## Text passage
At this point, you can plug in your USBtinyISP and into your AT90USB1286/Teensylu/Printrboard and start programming!

So what are the [BootloaderCDC] configurations for?  They allow you to download sketches into your target board directly through a USB connection to your host, without the USBtinyISP programmer.  See my next article for details on how to do that.

Update 20140909: I have uploaded a copy of Arduino 1.0.5-r2 for Windows to github, which is already modified to work with the AT90usb1286, so you don’t have to modify it as above. Simply go to and click the Download Zip button, and then extract the contents to your PC. My distribution also supports the USBasp in addition to the USBtinyISP.

RepRap – 3D Printing Project Kickoff – Printrboard First Look

I have been somewhat intrigued by the RepRap project, an open source 3D printer movement, for several years.  However, wasn’t motivated enough to jump into the fray until late last year, when I saw Brook Drumm’s Printrbot on Kickstarter.

With only about 1 hour left before funding closed, I pledged $500 to get a Printrbot kit. While I could have started from scratch, and built a Prusa Mendel, after reading about how much tweaking is involved in building and setting up a RepRap, I decided to start with a Printrbot – a cute, compact, and simple design, and the most inexpensive RepRap at the time.  Printrbot’s Kickstarter was a smashing success.  They raised an astonishing $830K. Unfortunately, the gigantic amount of orders they received means that mine will take a little longer to get to me than I originally anticipated. So, I’ve been immersing myself in the intricacies of the electronics, firmware, host software, and mechanical aspects of RepRap for the past couple of months.

(Document layout detection data)

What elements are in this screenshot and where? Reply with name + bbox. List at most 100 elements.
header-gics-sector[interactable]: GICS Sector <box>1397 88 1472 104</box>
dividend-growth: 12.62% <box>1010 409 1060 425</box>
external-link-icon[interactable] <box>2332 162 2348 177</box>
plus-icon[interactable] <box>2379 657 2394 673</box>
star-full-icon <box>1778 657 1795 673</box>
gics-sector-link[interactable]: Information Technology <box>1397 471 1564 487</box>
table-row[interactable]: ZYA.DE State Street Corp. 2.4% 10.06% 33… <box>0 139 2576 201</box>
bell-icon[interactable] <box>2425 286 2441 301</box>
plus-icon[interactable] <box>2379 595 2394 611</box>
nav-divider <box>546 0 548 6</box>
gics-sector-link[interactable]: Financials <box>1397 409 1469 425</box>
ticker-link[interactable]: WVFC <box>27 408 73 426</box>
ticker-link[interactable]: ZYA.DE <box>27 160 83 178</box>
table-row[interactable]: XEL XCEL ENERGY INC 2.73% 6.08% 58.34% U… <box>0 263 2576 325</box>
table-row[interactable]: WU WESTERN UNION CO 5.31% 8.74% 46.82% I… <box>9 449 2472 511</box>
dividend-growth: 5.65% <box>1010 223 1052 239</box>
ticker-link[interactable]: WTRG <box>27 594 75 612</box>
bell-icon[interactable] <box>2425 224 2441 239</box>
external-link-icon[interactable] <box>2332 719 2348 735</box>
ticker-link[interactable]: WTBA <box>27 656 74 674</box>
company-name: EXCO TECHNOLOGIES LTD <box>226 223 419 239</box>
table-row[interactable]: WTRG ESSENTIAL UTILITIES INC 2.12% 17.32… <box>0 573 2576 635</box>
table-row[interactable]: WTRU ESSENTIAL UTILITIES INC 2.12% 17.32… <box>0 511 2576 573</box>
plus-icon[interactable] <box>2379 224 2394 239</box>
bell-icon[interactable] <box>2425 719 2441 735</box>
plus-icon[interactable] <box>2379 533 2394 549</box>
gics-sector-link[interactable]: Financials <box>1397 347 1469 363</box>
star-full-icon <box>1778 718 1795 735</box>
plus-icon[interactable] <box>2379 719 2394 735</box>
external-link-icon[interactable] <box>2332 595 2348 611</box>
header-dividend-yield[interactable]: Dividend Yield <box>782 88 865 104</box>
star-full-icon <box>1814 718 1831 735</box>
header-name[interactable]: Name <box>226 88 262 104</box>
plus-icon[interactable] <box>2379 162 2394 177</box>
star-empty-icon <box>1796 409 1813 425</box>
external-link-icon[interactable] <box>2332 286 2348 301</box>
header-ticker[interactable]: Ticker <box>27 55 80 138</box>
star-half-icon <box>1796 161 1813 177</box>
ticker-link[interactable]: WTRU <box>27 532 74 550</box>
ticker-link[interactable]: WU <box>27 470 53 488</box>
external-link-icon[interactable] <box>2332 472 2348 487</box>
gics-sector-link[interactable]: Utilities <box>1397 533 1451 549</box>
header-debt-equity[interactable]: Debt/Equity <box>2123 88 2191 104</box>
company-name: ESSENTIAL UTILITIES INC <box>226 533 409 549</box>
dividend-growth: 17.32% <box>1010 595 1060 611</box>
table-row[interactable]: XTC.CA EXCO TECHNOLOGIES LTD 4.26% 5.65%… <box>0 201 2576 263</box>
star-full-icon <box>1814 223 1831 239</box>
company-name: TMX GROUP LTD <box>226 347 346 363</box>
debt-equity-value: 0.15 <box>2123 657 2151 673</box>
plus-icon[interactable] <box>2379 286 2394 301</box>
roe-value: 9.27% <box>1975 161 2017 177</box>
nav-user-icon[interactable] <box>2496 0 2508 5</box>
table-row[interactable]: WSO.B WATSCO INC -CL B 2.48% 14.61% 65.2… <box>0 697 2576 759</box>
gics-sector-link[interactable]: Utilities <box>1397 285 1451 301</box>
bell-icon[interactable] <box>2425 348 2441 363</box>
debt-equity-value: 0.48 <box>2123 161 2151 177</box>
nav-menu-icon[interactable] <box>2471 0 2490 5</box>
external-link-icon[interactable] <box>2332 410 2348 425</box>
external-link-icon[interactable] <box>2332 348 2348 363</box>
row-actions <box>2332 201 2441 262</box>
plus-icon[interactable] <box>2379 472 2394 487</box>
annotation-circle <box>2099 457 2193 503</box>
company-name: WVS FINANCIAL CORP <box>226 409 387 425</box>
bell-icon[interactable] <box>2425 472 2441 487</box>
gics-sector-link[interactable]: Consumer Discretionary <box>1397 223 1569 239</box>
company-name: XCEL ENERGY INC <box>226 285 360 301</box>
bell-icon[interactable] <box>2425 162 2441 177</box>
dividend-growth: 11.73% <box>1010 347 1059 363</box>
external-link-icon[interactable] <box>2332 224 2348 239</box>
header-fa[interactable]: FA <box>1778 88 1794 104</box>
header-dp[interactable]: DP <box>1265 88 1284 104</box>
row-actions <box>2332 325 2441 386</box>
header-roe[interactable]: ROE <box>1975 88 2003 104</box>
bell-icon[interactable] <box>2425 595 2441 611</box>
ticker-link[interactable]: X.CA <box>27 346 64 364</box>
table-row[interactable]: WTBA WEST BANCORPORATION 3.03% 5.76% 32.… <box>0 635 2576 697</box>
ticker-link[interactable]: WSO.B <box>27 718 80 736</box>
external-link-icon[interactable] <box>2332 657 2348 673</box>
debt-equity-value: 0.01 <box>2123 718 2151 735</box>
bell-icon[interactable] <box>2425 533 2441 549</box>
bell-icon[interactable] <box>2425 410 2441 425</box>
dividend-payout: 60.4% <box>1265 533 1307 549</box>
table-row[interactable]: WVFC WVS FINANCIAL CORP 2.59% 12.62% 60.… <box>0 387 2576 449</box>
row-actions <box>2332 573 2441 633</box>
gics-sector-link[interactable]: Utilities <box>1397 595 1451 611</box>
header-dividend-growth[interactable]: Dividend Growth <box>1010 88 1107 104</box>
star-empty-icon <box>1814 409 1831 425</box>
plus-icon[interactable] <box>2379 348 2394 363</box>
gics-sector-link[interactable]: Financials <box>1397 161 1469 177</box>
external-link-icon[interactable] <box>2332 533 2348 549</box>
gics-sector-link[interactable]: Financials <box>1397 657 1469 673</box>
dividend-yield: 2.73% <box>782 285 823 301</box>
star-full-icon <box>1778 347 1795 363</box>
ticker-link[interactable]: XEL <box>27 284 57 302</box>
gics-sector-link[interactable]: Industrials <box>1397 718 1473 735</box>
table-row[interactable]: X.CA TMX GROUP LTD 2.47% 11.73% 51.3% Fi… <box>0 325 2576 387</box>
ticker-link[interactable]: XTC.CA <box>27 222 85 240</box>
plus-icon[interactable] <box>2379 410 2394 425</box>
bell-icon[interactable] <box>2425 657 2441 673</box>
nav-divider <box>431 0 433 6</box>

## Exercise brief
Please state how much money Printrbot's Kickstarter raised, according to the Printrboard text.

## Exercise result
It raised $830K.